(The request): Each entry below is to be written out exactly, and the pictures are to be left out.

(Exercise input):
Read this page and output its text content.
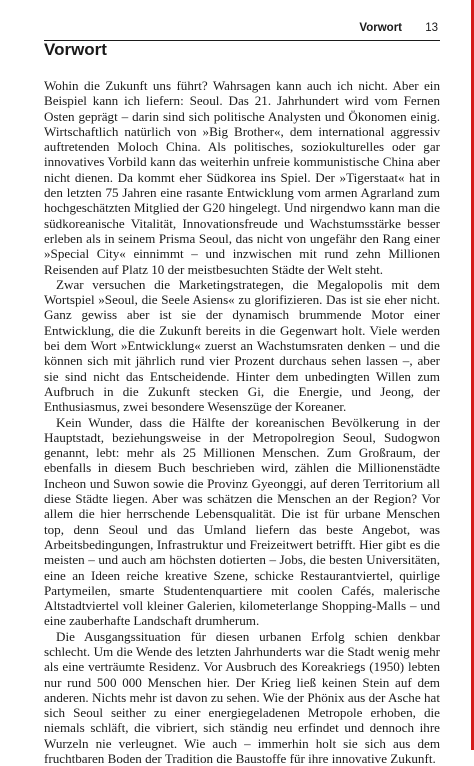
Vorwort 13
Vorwort

Wohin die Zukunft uns führt? Wahrsagen kann auch ich nicht. Aber ein Beispiel kann ich liefern: Seoul. Das 21. Jahrhundert wird vom Fernen Osten geprägt – darin sind sich politische Analysten und Ökonomen einig. Wirtschaftlich natürlich von »Big Brother«, dem international aggressiv auftretenden Moloch China. Als politisches, soziokulturelles oder gar innovatives Vorbild kann das weiterhin unfreie kommunistische China aber nicht dienen. Da kommt eher Südkorea ins Spiel. Der »Tigerstaat« hat in den letzten 75 Jahren eine rasante Entwicklung vom armen Agrarland zum hochgeschätzten Mitglied der G20 hingelegt. Und nirgendwo kann man die südkoreanische Vitalität, Innovationsfreude und Wachstumsstärke besser erleben als in seinem Prisma Seoul, das nicht von ungefähr den Rang einer »Special City« einnimmt – und inzwischen mit rund zehn Millionen Reisenden auf Platz 10 der meistbesuchten Städte der Welt steht.

Zwar versuchen die Marketingstrategen, die Megalopolis mit dem Wortspiel »Seoul, die Seele Asiens« zu glorifizieren. Das ist sie eher nicht. Ganz gewiss aber ist sie der dynamisch brummende Motor einer Entwicklung, die die Zukunft bereits in die Gegenwart holt. Viele werden bei dem Wort »Entwicklung« zuerst an Wachstumsraten denken – und die können sich mit jährlich rund vier Prozent durchaus sehen lassen –, aber sie sind nicht das Entscheidende. Hinter dem unbedingten Willen zum Aufbruch in die Zukunft stecken Gi, die Energie, und Jeong, der Enthusiasmus, zwei besondere Wesenszüge der Koreaner.

Kein Wunder, dass die Hälfte der koreanischen Bevölkerung in der Hauptstadt, beziehungsweise in der Metropolregion Seoul, Sudogwon genannt, lebt: mehr als 25 Millionen Menschen. Zum Großraum, der ebenfalls in diesem Buch beschrieben wird, zählen die Millionenstädte Incheon und Suwon sowie die Provinz Gyeonggi, auf deren Territorium all diese Städte liegen. Aber was schätzen die Menschen an der Region? Vor allem die hier herrschende Lebensqualität. Die ist für urbane Menschen top, denn Seoul und das Umland liefern das beste Angebot, was Arbeitsbedingungen, Infrastruktur und Freizeitwert betrifft. Hier gibt es die meisten – und auch am höchsten dotierten – Jobs, die besten Universitäten, eine an Ideen reiche kreative Szene, schicke Restaurantviertel, quirlige Partymeilen, smarte Studentenquartiere mit coolen Cafés, malerische Altstadtviertel voll kleiner Galerien, kilometerlange Shopping-Malls – und eine zauberhafte Landschaft drumherum.

Die Ausgangssituation für diesen urbanen Erfolg schien denkbar schlecht. Um die Wende des letzten Jahrhunderts war die Stadt wenig mehr als eine verträumte Residenz. Vor Ausbruch des Koreakriegs (1950) lebten nur rund 500 000 Menschen hier. Der Krieg ließ keinen Stein auf dem anderen. Nichts mehr ist davon zu sehen. Wie der Phönix aus der Asche hat sich Seoul seither zu einer energiegeladenen Metropole erhoben, die niemals schläft, die vibriert, sich ständig neu erfindet und dennoch ihre Wurzeln nie verleugnet. Wie auch – immerhin holt sie sich aus dem fruchtbaren Boden der Tradition die Baustoffe für ihre innovative Zukunft.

(Solution for this exercise):
Read this page and output its text content.
Vorwort 13
Vorwort

Wohin die Zukunft uns führt? Wahrsagen kann auch ich nicht. Aber ein Beispiel kann ich liefern: Seoul. Das 21. Jahrhundert wird vom Fernen Osten geprägt – darin sind sich politische Analysten und Ökonomen einig. Wirtschaftlich natürlich von »Big Brother«, dem international aggressiv auftretenden Moloch China. Als politisches, soziokulturelles oder gar innovatives Vorbild kann das weiterhin unfreie kommunistische China aber nicht dienen. Da kommt eher Südkorea ins Spiel. Der »Tigerstaat« hat in den letzten 75 Jahren eine rasante Entwicklung vom armen Agrarland zum hochgeschätzten Mitglied der G20 hingelegt. Und nirgendwo kann man die südkoreanische Vitalität, Innovationsfreude und Wachstumsstärke besser erleben als in seinem Prisma Seoul, das nicht von ungefähr den Rang einer »Special City« einnimmt – und inzwischen mit rund zehn Millionen Reisenden auf Platz 10 der meistbesuchten Städte der Welt steht.

Zwar versuchen die Marketingstrategen, die Megalopolis mit dem Wortspiel »Seoul, die Seele Asiens« zu glorifizieren. Das ist sie eher nicht. Ganz gewiss aber ist sie der dynamisch brummende Motor einer Entwicklung, die die Zukunft bereits in die Gegenwart holt. Viele werden bei dem Wort »Entwicklung« zuerst an Wachstumsraten denken – und die können sich mit jährlich rund vier Prozent durchaus sehen lassen –, aber sie sind nicht das Entscheidende. Hinter dem unbedingten Willen zum Aufbruch in die Zukunft stecken Gi, die Energie, und Jeong, der Enthusiasmus, zwei besondere Wesenszüge der Koreaner.

Kein Wunder, dass die Hälfte der koreanischen Bevölkerung in der Hauptstadt, beziehungsweise in der Metropolregion Seoul, Sudogwon genannt, lebt: mehr als 25 Millionen Menschen. Zum Großraum, der ebenfalls in diesem Buch beschrieben wird, zählen die Millionenstädte Incheon und Suwon sowie die Provinz Gyeonggi, auf deren Territorium all diese Städte liegen. Aber was schätzen die Menschen an der Region? Vor allem die hier herrschende Lebensqualität. Die ist für urbane Menschen top, denn Seoul und das Umland liefern das beste Angebot, was Arbeitsbedingungen, Infrastruktur und Freizeitwert betrifft. Hier gibt es die meisten – und auch am höchsten dotierten – Jobs, die besten Universitäten, eine an Ideen reiche kreative Szene, schicke Restaurantviertel, quirlige Partymeilen, smarte Studentenquartiere mit coolen Cafés, malerische Altstadtviertel voll kleiner Galerien, kilometerlange Shopping-Malls – und eine zauberhafte Landschaft drumherum.

Die Ausgangssituation für diesen urbanen Erfolg schien denkbar schlecht. Um die Wende des letzten Jahrhunderts war die Stadt wenig mehr als eine verträumte Residenz. Vor Ausbruch des Koreakriegs (1950) lebten nur rund 500 000 Menschen hier. Der Krieg ließ keinen Stein auf dem anderen. Nichts mehr ist davon zu sehen. Wie der Phönix aus der Asche hat sich Seoul seither zu einer energiegeladenen Metropole erhoben, die niemals schläft, die vibriert, sich ständig neu erfindet und dennoch ihre Wurzeln nie verleugnet. Wie auch – immerhin holt sie sich aus dem fruchtbaren Boden der Tradition die Baustoffe für ihre innovative Zukunft.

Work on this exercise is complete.